## Problem statement
Will you write out the data exactly, excluding every picture?

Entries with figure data
□ □ □ □
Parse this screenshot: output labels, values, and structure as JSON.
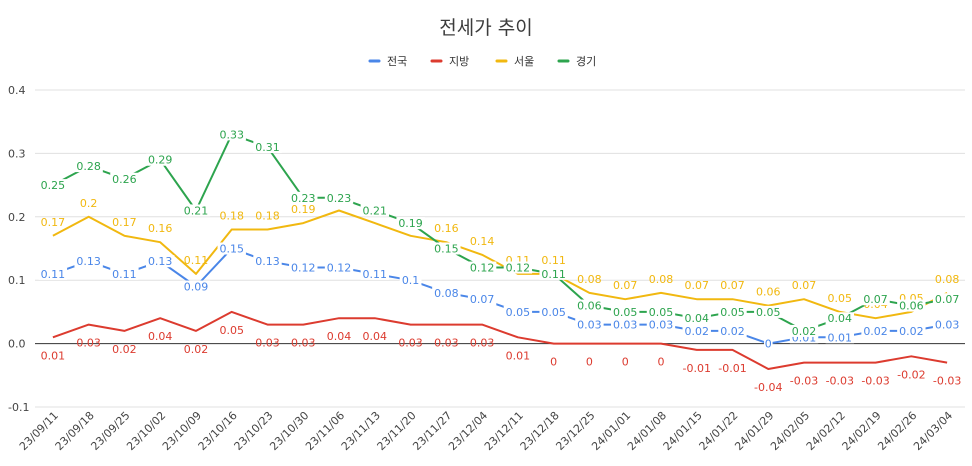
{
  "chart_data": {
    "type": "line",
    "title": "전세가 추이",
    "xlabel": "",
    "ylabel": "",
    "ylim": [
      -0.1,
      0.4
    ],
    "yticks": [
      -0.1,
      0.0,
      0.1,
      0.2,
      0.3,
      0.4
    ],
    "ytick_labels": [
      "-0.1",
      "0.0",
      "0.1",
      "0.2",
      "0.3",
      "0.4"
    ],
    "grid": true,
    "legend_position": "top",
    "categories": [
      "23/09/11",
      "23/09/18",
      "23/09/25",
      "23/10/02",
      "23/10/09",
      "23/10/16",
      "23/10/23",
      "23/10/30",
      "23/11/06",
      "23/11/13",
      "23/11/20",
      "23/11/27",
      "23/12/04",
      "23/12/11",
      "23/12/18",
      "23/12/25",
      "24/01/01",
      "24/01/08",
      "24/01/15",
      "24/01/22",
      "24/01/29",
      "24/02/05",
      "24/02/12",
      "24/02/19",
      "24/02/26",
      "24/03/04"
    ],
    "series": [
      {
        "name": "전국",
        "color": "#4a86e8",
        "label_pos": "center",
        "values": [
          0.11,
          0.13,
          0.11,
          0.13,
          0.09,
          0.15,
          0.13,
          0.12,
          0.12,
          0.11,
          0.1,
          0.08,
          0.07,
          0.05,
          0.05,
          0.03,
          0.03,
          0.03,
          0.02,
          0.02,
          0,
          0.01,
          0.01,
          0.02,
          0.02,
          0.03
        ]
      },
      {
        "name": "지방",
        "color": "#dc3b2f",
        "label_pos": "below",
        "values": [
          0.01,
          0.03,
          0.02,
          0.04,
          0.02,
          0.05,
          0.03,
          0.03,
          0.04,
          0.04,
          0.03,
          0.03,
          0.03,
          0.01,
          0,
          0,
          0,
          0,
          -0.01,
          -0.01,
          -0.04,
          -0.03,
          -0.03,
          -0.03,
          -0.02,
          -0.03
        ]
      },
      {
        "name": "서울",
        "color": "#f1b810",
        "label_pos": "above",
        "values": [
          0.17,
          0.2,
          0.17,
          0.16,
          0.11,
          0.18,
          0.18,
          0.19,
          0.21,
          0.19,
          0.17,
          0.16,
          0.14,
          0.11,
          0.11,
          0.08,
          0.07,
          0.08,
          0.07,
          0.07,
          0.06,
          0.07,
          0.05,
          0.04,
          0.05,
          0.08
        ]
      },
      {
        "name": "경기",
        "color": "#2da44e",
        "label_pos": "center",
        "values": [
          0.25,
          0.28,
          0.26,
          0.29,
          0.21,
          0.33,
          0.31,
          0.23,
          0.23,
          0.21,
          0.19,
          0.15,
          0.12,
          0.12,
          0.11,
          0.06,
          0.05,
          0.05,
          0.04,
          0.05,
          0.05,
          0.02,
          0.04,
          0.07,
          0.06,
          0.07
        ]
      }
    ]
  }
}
□ □ □ □
## Response below
Parse this screenshot: output labels, values, and structure as JSON.
{
  "chart_data": {
    "type": "line",
    "title": "전세가 추이",
    "xlabel": "",
    "ylabel": "",
    "ylim": [
      -0.1,
      0.4
    ],
    "yticks": [
      -0.1,
      0.0,
      0.1,
      0.2,
      0.3,
      0.4
    ],
    "ytick_labels": [
      "-0.1",
      "0.0",
      "0.1",
      "0.2",
      "0.3",
      "0.4"
    ],
    "grid": true,
    "legend_position": "top",
    "categories": [
      "23/09/11",
      "23/09/18",
      "23/09/25",
      "23/10/02",
      "23/10/09",
      "23/10/16",
      "23/10/23",
      "23/10/30",
      "23/11/06",
      "23/11/13",
      "23/11/20",
      "23/11/27",
      "23/12/04",
      "23/12/11",
      "23/12/18",
      "23/12/25",
      "24/01/01",
      "24/01/08",
      "24/01/15",
      "24/01/22",
      "24/01/29",
      "24/02/05",
      "24/02/12",
      "24/02/19",
      "24/02/26",
      "24/03/04"
    ],
    "series": [
      {
        "name": "전국",
        "color": "#4a86e8",
        "label_pos": "center",
        "values": [
          0.11,
          0.13,
          0.11,
          0.13,
          0.09,
          0.15,
          0.13,
          0.12,
          0.12,
          0.11,
          0.1,
          0.08,
          0.07,
          0.05,
          0.05,
          0.03,
          0.03,
          0.03,
          0.02,
          0.02,
          0,
          0.01,
          0.01,
          0.02,
          0.02,
          0.03
        ]
      },
      {
        "name": "지방",
        "color": "#dc3b2f",
        "label_pos": "below",
        "values": [
          0.01,
          0.03,
          0.02,
          0.04,
          0.02,
          0.05,
          0.03,
          0.03,
          0.04,
          0.04,
          0.03,
          0.03,
          0.03,
          0.01,
          0,
          0,
          0,
          0,
          -0.01,
          -0.01,
          -0.04,
          -0.03,
          -0.03,
          -0.03,
          -0.02,
          -0.03
        ]
      },
      {
        "name": "서울",
        "color": "#f1b810",
        "label_pos": "above",
        "values": [
          0.17,
          0.2,
          0.17,
          0.16,
          0.11,
          0.18,
          0.18,
          0.19,
          0.21,
          0.19,
          0.17,
          0.16,
          0.14,
          0.11,
          0.11,
          0.08,
          0.07,
          0.08,
          0.07,
          0.07,
          0.06,
          0.07,
          0.05,
          0.04,
          0.05,
          0.08
        ]
      },
      {
        "name": "경기",
        "color": "#2da44e",
        "label_pos": "center",
        "values": [
          0.25,
          0.28,
          0.26,
          0.29,
          0.21,
          0.33,
          0.31,
          0.23,
          0.23,
          0.21,
          0.19,
          0.15,
          0.12,
          0.12,
          0.11,
          0.06,
          0.05,
          0.05,
          0.04,
          0.05,
          0.05,
          0.02,
          0.04,
          0.07,
          0.06,
          0.07
        ]
      }
    ]
  }
}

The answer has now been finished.